*THE EXERCISE*.
Please retype the listing character for character, from its first line up to and including the line with "measurement-point <box>288 162 294 169</box>".

Box coordinate listing
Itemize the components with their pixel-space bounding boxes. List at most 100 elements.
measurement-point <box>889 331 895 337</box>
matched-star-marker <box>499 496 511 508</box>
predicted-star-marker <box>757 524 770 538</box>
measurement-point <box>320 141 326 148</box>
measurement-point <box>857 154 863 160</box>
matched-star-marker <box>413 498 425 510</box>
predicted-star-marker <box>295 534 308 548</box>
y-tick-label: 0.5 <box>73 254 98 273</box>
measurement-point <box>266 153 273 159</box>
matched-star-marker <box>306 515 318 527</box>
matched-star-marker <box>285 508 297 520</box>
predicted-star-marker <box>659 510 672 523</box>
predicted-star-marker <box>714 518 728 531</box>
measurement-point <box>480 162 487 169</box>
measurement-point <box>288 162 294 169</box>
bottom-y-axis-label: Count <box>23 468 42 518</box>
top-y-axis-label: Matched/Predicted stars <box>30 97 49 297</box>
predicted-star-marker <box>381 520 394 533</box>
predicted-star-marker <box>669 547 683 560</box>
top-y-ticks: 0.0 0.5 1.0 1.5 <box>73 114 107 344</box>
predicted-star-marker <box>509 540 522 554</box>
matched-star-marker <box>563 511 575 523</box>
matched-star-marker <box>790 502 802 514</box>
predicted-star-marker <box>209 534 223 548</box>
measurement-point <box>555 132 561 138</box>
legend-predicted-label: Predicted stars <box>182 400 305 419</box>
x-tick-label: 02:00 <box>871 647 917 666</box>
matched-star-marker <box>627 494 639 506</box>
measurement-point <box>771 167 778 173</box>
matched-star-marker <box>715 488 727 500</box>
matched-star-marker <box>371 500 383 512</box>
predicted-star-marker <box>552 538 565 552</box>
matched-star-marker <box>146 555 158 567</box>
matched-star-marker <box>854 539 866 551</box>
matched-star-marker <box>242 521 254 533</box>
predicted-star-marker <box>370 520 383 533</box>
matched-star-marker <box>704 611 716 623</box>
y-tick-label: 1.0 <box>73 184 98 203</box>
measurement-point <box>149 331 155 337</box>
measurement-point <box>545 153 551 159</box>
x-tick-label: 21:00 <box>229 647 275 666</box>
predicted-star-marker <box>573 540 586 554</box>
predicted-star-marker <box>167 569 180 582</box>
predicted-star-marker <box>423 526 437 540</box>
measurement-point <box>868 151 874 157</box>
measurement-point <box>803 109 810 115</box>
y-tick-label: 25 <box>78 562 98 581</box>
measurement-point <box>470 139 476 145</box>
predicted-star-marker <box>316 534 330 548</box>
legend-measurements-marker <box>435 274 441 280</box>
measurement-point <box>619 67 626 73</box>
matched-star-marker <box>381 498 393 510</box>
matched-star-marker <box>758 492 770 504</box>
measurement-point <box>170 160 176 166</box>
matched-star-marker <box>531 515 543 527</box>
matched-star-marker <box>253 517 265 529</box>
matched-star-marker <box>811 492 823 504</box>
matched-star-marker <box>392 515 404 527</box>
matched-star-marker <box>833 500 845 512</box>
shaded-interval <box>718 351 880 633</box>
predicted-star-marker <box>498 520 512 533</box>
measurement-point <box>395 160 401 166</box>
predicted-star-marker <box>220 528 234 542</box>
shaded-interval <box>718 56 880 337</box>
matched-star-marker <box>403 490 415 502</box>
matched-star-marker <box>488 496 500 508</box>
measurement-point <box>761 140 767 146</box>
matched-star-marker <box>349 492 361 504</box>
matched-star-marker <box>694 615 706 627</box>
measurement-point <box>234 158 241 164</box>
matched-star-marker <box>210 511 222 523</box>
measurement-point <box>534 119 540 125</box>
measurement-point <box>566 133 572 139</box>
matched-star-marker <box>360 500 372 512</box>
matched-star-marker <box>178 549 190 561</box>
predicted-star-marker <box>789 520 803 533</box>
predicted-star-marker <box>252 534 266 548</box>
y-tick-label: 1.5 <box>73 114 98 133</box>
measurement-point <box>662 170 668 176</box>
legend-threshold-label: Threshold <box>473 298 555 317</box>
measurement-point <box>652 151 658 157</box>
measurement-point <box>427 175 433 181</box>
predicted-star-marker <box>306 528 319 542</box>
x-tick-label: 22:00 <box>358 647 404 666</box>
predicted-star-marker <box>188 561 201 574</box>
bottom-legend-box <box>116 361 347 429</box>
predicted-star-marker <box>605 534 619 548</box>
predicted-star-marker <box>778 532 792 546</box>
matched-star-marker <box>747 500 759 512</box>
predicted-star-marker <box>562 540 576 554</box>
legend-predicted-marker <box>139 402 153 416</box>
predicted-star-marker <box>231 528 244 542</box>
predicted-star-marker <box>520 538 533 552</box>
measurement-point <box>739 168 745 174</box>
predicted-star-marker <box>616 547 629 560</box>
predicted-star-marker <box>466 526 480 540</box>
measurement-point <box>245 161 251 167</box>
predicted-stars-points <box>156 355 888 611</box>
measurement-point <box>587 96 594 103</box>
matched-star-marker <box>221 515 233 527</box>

*ANSWER TO THIS EXERCISE*.
Itemize the components with their pixel-space bounding boxes. List at most 100 elements.
measurement-point <box>889 331 895 337</box>
matched-star-marker <box>499 496 511 508</box>
predicted-star-marker <box>757 524 770 538</box>
measurement-point <box>320 141 326 148</box>
measurement-point <box>857 154 863 160</box>
matched-star-marker <box>413 498 425 510</box>
predicted-star-marker <box>295 534 308 548</box>
y-tick-label: 0.5 <box>73 254 98 273</box>
measurement-point <box>266 153 273 159</box>
matched-star-marker <box>306 515 318 527</box>
matched-star-marker <box>285 508 297 520</box>
predicted-star-marker <box>659 510 672 523</box>
predicted-star-marker <box>714 518 728 531</box>
measurement-point <box>480 162 487 169</box>
measurement-point <box>288 162 294 169</box>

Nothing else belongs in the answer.